READING TEXT:

Creating DataFrame to hold losses which will be used to generate plot.
"""
results_df =  pd.DataFrame.from_dict(results)

optimizer_G's learning rate = 0.0002000  at epoch :  98

optimizer_G's learning rate = 0.0001980  at epoch :  99

optimizer_G's learning rate = 0.0001580  at epoch :  119

optimizer_G's learning rate = 0.0000380  at epoch :  179

optimizer_G's learning rate = 0.0000000  at epoch :  198

GIF(Graphics Interchange Format) creation using imageio for a specific traing and validation image of each domain used in CycleGAN Training and GIF Display

GIF creation using imageio

GIF Image Display

I have already created a specific train and validation image of each domain.I have not shown them to the colab notebook. Hence, I created GIF to show the outcome of various epochs as animation all at once.

Note: : I am able to create GIF showing animated 200 images.However, colab sometimes could not dispaly the file,It seeems like its unable to load such a huge file.Its not showing any error but runs infinitely. Hence, I reduce the number of image by taking outcome of last 150 epochs to 200 epochs.

def create_and_display_gif(gif_file_name, result_dir, start_epoch=149, show=True):
    """
    GIF Creation and dispaly conditionally
    """
    images = []
    for epoch in range(start_epoch,200):
        file_path = result_dir + 'CycleGAN_Result_Epoch_{:d}'.format(epoch + 1) + '.png'
        images.append(imageio.imread(file_path))
    
    """
    GIF Creation
    """
    imageio.mimsave(result_dir + gif_file_name, images)
    print('GIF File : ',gif_file_name, ' is created at ', result_dir)
    
    """
    Display GIF
    """
    if show:
        with open(result_dir + gif_file_name,'rb') as f:
            display.display(display.Image(data=f.read(), format='png'))

"""
GIF of Train Result Creation and Display.(From epoch 0 to 199)
"""
create_and_display_gif(gif_file_name='CycleGAN_Train_GIF_For_200_Epochs.gif' , result_dir=cycleGAN_result_dir, start_epoch=0, show=False)

GIF File :  CycleGAN_Train_GIF_For_200_Epochs.gif  is created at  CycleGAN_Results/

"""
GIF of Validation Result Creation and Display.(From epoch 0 to 199)

WRITTEN PROBLEM:
In the CycleGAN notebook text, what learning rate does optimizer_G have at epoch 119? The entries have nothing to do with this task.

SUPPLIED INFORMATION:
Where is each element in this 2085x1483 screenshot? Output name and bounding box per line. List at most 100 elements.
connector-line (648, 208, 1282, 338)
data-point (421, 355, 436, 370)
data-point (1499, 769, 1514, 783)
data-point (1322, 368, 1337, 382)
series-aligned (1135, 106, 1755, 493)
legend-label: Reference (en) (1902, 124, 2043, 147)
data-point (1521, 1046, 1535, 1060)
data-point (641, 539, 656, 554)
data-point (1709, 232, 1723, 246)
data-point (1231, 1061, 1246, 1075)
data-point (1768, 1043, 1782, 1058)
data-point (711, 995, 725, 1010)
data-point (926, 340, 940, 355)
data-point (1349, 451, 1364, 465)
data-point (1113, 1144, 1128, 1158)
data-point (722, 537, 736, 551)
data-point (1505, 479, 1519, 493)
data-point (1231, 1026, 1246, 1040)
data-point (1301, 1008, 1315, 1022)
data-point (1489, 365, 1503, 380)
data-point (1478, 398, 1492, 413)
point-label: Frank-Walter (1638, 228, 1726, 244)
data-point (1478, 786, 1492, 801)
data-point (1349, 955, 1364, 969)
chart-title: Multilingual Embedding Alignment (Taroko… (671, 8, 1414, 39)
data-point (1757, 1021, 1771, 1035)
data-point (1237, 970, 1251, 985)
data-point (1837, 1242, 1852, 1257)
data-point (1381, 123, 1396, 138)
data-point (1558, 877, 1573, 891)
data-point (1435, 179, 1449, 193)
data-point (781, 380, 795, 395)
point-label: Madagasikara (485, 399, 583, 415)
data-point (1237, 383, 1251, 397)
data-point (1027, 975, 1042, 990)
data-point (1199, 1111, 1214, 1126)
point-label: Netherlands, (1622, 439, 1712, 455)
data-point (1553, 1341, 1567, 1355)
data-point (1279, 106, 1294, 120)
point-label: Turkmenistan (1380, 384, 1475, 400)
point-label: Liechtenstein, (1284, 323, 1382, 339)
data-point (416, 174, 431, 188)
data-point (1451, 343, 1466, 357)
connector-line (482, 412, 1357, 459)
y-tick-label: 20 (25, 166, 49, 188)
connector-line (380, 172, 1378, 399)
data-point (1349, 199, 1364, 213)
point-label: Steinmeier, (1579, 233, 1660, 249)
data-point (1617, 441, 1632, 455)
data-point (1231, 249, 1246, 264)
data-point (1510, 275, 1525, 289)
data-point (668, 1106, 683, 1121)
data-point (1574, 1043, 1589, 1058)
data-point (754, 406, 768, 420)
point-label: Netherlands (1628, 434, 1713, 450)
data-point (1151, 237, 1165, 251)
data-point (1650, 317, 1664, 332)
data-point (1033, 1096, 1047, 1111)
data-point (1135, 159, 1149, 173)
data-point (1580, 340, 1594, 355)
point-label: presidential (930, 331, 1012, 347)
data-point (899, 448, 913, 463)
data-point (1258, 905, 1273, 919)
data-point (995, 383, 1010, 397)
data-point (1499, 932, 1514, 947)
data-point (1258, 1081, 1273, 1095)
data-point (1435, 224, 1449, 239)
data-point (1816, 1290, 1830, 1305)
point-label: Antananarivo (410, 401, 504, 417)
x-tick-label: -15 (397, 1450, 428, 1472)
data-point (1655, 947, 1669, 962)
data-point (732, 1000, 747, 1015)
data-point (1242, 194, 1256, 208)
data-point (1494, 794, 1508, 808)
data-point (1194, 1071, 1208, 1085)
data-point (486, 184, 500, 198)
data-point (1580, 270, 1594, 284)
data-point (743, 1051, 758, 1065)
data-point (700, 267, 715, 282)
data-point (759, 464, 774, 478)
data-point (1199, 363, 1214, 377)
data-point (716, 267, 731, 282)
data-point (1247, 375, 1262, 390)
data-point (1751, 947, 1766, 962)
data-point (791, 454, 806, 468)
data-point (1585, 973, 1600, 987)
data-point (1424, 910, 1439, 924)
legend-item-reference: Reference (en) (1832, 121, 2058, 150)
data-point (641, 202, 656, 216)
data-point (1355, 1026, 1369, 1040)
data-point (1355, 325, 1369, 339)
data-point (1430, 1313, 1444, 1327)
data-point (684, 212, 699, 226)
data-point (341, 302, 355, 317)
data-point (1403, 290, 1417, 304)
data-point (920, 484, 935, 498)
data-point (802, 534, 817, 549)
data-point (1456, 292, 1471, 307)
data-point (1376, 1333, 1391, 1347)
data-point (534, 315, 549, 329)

--

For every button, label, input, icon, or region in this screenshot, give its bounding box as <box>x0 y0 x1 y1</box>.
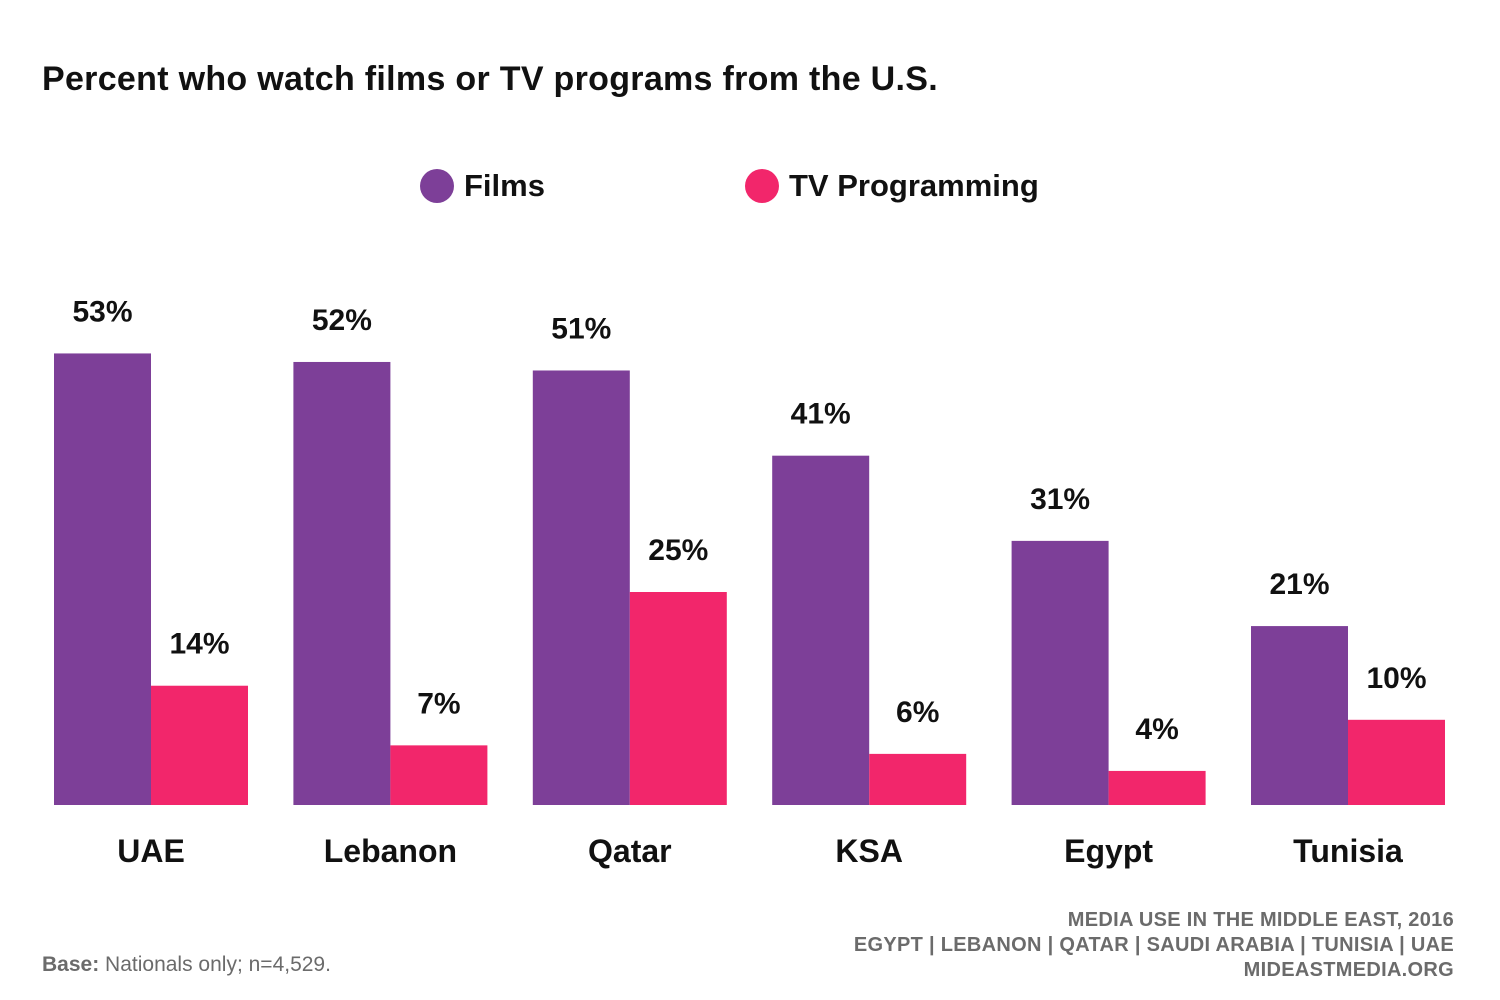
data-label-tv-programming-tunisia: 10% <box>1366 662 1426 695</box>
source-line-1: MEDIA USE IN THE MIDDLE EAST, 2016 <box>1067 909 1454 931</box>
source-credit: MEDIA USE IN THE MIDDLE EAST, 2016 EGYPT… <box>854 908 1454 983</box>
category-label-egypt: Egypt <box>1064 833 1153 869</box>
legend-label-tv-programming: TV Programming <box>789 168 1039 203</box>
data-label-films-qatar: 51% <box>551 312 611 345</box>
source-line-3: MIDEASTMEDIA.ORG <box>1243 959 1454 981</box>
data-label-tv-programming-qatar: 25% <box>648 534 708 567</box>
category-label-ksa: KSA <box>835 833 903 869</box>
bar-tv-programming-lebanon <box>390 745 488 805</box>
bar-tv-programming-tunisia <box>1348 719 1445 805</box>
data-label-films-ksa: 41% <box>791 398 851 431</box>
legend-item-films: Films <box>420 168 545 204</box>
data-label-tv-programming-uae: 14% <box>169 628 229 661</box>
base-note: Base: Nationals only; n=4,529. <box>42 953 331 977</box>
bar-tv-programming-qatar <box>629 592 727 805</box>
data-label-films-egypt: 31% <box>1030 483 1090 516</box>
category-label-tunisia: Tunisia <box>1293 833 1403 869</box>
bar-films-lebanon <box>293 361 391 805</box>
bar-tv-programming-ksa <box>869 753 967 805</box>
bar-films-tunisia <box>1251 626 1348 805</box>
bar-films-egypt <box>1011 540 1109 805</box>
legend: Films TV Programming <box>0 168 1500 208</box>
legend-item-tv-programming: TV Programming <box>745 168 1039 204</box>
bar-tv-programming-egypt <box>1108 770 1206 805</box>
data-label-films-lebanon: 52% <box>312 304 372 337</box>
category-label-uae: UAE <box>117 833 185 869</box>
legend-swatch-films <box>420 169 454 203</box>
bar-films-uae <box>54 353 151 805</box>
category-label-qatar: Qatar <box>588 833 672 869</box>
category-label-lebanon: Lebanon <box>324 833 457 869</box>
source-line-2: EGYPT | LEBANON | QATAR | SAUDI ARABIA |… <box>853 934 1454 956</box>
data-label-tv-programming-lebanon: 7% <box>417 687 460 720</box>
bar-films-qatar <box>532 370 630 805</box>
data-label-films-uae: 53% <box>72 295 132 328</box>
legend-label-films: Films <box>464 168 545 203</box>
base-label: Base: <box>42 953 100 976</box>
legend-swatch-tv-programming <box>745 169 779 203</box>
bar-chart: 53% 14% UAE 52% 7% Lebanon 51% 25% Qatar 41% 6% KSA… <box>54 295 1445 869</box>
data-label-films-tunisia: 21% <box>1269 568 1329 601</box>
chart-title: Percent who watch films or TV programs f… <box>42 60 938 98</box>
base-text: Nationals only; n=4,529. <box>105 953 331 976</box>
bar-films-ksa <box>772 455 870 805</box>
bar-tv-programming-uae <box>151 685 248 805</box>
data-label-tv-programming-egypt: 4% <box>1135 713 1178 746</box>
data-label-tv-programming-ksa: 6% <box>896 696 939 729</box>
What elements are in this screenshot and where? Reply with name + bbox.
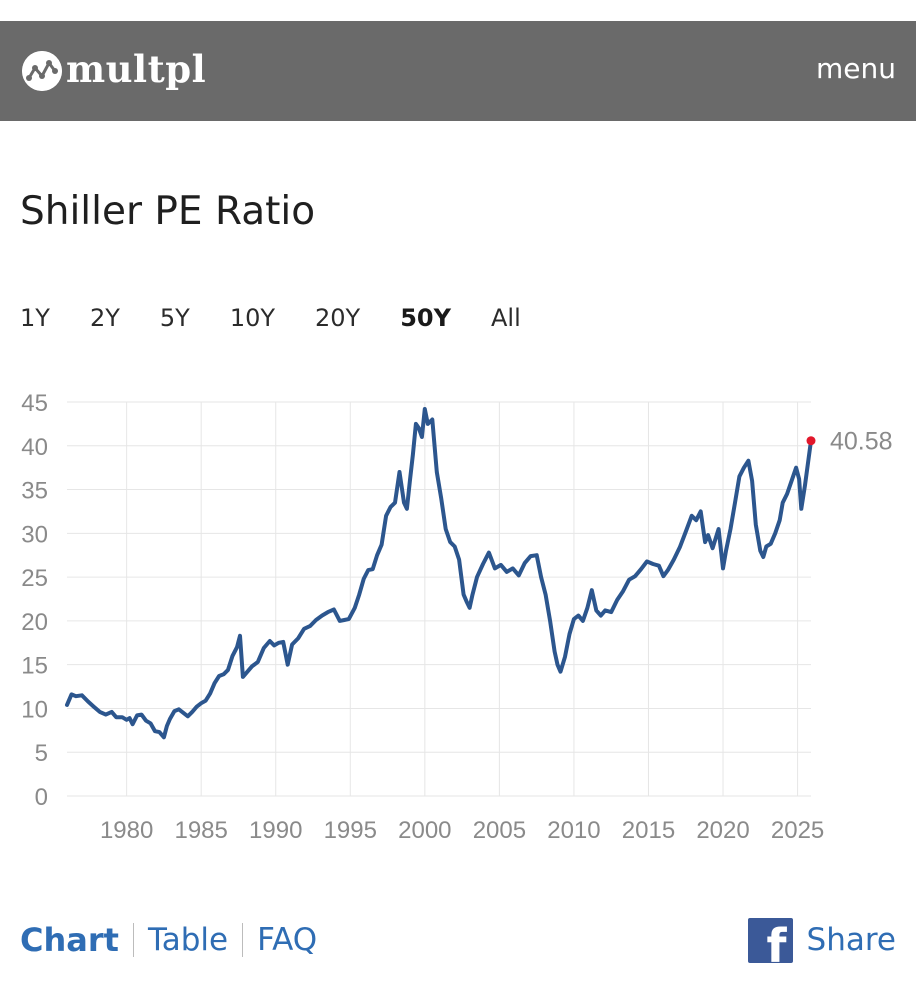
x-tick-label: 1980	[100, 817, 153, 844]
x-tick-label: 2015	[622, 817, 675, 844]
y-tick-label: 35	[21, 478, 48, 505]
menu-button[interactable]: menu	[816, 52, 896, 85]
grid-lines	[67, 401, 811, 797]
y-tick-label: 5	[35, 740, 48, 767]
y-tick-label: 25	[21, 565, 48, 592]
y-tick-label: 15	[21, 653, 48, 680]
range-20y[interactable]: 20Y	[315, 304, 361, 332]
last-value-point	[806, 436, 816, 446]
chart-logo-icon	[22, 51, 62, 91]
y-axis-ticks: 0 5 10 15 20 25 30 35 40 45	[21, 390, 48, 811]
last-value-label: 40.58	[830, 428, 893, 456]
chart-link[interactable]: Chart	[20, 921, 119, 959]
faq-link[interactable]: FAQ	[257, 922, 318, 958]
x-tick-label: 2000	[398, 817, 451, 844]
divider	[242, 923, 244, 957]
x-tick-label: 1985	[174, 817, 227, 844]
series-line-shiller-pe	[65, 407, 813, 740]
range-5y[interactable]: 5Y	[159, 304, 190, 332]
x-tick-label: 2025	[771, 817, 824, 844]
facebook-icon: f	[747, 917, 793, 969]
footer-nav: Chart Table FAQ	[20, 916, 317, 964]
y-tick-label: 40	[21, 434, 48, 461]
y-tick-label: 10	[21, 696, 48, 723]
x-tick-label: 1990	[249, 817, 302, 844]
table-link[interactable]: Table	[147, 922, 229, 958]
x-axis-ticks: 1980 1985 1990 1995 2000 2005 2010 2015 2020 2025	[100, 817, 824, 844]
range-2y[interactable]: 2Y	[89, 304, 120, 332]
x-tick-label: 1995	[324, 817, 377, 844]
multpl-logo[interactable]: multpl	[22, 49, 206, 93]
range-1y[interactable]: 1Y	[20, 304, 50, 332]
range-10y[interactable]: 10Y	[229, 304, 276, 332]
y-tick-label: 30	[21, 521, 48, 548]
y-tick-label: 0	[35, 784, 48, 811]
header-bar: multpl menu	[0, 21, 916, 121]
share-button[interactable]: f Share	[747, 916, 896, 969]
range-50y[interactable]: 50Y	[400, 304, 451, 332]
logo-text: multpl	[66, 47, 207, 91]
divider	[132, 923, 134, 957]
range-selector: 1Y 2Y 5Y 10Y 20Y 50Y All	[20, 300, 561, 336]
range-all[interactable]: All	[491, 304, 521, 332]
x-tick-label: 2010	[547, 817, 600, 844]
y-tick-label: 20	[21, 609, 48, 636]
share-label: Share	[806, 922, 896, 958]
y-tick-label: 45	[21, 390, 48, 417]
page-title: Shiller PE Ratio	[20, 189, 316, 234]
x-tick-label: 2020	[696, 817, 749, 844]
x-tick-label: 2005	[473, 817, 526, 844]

==

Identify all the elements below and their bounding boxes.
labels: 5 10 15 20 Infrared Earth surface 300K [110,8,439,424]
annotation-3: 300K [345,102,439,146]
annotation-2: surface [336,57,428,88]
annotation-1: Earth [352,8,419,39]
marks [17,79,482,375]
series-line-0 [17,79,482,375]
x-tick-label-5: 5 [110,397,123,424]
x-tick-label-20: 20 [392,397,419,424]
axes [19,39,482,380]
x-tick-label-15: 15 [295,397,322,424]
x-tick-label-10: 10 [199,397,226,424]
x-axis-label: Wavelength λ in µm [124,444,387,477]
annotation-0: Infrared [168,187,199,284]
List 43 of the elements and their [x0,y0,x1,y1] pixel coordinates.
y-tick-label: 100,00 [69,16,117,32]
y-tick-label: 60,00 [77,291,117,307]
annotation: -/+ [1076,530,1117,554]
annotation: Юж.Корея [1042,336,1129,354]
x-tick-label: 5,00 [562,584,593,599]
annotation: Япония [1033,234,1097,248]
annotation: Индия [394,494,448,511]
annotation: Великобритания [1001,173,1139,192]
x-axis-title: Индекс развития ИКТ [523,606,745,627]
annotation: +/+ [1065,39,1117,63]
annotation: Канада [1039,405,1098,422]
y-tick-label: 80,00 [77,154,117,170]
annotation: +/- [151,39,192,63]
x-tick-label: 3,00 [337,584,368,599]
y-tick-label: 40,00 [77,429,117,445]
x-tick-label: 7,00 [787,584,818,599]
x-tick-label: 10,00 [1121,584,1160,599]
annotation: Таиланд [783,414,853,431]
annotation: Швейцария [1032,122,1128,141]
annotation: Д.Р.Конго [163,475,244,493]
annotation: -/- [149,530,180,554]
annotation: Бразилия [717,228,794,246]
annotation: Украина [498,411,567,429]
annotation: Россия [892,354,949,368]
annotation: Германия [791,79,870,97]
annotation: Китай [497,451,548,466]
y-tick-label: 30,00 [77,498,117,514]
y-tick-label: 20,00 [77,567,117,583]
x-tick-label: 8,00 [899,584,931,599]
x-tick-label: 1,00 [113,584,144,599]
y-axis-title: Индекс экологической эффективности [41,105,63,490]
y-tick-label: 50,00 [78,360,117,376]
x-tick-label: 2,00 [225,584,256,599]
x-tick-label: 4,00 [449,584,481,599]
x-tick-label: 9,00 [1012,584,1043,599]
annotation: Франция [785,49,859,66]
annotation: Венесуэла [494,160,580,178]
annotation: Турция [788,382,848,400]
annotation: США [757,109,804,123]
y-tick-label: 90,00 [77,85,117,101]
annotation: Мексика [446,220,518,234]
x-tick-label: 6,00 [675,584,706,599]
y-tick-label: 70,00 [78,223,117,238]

EXPECTED ANSWER:
0.0001580